From the entries below, extract every line that includes the word "felt".

::: Given data :::

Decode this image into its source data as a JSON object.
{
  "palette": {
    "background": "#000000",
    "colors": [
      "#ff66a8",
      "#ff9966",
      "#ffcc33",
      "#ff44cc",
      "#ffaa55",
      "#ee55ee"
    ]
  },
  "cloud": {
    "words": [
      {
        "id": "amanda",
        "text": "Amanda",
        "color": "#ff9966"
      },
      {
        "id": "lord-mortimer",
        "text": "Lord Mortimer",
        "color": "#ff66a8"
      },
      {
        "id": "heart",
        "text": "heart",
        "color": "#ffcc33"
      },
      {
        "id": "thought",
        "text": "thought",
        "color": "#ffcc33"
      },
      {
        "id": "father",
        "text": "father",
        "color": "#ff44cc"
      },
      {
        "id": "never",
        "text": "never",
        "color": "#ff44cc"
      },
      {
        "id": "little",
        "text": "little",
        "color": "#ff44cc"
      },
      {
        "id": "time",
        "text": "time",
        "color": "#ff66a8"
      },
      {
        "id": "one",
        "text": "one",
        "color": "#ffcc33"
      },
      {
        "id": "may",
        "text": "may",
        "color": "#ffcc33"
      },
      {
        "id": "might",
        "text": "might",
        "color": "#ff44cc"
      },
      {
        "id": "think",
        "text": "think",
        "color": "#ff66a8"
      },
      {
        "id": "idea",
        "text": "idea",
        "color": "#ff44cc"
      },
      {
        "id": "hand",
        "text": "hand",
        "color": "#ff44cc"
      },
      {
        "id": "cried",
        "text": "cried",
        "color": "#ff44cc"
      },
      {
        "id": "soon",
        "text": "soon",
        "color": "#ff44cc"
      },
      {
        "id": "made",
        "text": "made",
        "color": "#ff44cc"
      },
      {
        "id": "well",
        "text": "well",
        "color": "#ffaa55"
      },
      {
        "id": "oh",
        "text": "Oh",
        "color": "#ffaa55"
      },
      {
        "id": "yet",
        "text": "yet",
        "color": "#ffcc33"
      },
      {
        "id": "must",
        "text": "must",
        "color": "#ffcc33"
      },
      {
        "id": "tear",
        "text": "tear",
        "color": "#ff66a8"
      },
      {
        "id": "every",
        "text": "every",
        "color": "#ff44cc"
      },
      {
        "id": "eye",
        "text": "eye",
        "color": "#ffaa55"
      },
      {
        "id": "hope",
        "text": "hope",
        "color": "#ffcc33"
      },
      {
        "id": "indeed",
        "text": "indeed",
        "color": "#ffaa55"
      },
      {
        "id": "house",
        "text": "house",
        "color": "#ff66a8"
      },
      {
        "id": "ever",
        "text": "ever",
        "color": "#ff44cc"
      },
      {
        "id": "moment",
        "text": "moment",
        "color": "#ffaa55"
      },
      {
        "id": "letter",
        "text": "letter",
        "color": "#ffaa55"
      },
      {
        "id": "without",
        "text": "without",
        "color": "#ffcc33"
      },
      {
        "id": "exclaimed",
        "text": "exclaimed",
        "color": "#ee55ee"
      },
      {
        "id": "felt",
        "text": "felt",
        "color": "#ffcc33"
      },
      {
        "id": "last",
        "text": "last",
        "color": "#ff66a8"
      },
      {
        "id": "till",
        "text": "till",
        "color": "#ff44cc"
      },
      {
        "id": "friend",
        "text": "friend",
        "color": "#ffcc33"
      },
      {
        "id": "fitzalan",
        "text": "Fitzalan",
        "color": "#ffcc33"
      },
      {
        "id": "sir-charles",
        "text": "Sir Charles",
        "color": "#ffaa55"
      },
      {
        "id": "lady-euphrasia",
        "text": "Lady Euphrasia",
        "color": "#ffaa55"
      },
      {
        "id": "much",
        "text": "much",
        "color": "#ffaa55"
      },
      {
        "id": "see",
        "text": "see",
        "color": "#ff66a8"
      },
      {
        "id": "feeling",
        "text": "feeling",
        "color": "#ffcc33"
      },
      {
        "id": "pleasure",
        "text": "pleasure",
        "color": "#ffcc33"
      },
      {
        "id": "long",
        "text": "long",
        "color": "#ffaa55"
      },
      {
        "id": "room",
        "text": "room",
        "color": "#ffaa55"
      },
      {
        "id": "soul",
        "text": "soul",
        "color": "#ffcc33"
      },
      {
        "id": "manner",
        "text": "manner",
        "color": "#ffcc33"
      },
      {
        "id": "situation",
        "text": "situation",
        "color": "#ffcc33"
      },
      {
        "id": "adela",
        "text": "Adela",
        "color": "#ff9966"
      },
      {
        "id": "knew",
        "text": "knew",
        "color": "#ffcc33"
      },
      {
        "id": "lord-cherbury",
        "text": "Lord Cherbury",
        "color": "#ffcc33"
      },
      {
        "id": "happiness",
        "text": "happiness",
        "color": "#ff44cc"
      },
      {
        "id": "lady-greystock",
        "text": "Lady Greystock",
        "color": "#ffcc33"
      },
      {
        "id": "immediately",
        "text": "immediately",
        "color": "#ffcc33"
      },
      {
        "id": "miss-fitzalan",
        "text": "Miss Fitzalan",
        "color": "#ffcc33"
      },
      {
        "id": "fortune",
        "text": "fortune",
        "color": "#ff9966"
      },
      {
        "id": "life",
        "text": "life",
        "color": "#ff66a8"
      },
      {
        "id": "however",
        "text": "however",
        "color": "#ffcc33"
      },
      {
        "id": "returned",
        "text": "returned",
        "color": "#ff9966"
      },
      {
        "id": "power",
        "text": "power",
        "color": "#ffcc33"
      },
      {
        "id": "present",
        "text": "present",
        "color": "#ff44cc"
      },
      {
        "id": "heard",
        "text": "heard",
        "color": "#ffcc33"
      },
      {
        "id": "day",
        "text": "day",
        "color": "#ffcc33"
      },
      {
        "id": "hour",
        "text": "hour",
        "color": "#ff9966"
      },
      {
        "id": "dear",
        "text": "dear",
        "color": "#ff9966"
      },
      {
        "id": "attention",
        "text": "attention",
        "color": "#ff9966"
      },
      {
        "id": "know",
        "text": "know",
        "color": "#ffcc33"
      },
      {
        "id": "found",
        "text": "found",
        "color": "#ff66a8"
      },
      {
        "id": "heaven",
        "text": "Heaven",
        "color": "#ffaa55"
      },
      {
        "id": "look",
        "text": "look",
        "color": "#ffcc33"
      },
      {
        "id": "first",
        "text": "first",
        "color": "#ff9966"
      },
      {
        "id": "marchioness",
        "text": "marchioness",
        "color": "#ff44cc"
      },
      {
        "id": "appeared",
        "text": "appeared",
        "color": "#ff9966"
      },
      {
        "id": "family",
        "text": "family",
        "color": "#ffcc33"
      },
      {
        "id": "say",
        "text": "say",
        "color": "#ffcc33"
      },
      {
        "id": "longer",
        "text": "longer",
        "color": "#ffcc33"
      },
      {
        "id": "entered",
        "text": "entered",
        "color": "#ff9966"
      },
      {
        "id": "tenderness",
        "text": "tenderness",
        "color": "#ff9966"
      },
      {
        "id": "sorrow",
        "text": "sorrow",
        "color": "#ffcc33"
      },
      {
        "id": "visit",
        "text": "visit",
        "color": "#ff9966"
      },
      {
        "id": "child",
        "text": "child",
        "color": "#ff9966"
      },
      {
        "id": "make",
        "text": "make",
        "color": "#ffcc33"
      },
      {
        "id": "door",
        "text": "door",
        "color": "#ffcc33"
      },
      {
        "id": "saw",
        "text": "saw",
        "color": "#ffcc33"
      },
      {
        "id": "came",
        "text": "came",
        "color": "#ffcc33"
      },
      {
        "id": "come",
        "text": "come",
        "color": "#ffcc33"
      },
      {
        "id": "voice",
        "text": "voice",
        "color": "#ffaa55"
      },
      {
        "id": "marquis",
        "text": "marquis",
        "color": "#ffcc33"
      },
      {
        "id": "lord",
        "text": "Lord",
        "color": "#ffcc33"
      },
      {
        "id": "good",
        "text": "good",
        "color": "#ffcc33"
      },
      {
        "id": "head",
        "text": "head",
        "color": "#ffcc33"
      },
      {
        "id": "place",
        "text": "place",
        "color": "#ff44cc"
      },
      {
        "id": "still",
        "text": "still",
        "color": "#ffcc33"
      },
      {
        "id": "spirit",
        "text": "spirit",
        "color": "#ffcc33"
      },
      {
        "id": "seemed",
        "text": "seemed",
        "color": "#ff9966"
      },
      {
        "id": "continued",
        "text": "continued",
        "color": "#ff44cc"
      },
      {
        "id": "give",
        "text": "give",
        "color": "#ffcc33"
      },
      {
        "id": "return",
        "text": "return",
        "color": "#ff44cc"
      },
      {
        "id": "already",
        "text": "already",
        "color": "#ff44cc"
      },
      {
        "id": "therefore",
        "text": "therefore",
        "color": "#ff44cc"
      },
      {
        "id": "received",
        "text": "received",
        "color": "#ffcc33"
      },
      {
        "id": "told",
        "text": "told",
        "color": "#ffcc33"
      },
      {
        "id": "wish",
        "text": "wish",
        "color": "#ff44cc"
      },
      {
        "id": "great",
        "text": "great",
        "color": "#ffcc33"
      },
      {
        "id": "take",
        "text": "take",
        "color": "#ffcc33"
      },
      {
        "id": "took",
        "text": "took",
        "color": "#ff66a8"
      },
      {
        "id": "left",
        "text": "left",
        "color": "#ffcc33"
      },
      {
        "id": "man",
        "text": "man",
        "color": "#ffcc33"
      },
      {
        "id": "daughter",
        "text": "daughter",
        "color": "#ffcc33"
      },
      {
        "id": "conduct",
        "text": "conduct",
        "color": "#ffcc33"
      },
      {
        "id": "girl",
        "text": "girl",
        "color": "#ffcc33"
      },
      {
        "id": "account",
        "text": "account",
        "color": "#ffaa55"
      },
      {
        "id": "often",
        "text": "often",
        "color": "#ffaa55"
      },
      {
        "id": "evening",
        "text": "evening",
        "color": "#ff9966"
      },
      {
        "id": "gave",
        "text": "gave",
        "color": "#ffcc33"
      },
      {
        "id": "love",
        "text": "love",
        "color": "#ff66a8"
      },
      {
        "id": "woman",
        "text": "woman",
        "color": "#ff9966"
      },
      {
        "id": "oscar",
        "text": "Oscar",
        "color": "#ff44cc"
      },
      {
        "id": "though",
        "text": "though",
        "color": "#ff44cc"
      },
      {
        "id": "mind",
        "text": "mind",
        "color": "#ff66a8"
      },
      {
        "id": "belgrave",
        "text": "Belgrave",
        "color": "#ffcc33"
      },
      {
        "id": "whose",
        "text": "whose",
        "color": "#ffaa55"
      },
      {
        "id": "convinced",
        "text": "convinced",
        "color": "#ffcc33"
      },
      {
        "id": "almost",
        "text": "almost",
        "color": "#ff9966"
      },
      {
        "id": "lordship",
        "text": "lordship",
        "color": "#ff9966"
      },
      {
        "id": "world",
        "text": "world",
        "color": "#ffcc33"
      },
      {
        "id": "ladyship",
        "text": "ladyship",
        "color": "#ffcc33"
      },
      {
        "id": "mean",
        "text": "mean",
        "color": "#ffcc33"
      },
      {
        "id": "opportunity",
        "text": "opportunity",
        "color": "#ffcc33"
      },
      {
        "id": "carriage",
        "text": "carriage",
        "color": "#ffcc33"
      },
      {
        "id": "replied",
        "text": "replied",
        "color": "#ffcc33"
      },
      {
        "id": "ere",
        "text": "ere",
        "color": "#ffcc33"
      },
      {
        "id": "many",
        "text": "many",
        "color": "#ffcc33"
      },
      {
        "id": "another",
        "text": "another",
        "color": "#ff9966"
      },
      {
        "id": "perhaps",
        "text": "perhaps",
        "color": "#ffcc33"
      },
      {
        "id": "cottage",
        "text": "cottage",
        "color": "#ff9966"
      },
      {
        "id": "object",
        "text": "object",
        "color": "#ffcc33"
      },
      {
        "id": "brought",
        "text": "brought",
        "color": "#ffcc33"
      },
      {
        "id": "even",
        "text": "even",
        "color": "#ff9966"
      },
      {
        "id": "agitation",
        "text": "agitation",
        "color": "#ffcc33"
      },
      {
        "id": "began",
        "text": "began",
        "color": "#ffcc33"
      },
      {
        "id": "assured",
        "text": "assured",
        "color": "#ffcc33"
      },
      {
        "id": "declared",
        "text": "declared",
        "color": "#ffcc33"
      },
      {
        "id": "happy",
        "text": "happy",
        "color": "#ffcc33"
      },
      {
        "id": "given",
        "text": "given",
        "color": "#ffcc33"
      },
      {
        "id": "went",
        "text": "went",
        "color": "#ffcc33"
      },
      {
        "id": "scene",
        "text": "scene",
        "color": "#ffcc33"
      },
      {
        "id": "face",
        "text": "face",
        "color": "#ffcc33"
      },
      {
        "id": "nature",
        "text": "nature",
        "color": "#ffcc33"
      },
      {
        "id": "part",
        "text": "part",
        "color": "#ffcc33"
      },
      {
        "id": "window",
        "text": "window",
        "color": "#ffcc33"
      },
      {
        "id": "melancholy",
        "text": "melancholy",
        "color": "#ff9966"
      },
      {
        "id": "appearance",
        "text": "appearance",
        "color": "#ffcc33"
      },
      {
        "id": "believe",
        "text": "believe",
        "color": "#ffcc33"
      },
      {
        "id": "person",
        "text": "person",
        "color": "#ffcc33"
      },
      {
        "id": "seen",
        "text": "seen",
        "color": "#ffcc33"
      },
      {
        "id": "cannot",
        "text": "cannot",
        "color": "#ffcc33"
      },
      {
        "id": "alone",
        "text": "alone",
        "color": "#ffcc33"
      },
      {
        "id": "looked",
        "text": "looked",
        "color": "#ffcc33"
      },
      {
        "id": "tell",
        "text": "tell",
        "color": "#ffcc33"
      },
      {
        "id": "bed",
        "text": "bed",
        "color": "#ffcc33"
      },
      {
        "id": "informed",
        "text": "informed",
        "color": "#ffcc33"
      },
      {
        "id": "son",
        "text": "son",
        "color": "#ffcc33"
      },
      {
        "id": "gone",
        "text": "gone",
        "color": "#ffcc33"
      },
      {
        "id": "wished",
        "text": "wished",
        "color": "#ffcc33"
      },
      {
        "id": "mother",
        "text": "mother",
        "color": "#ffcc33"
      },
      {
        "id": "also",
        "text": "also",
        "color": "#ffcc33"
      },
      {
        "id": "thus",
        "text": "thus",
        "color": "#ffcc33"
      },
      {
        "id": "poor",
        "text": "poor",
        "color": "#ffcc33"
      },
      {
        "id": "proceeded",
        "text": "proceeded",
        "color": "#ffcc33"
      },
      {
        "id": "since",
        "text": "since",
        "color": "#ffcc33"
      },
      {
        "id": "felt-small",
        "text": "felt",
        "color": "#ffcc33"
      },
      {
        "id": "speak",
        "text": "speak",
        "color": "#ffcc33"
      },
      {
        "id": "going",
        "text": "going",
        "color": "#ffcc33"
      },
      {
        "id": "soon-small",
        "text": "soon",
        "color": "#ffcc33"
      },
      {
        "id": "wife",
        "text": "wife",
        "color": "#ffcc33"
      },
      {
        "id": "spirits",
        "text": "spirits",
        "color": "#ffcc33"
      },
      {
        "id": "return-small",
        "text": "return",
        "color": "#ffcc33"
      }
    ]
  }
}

:::

Solved problem:
        "id": "felt",
        "text": "felt",
        "id": "felt-small",
        "text": "felt",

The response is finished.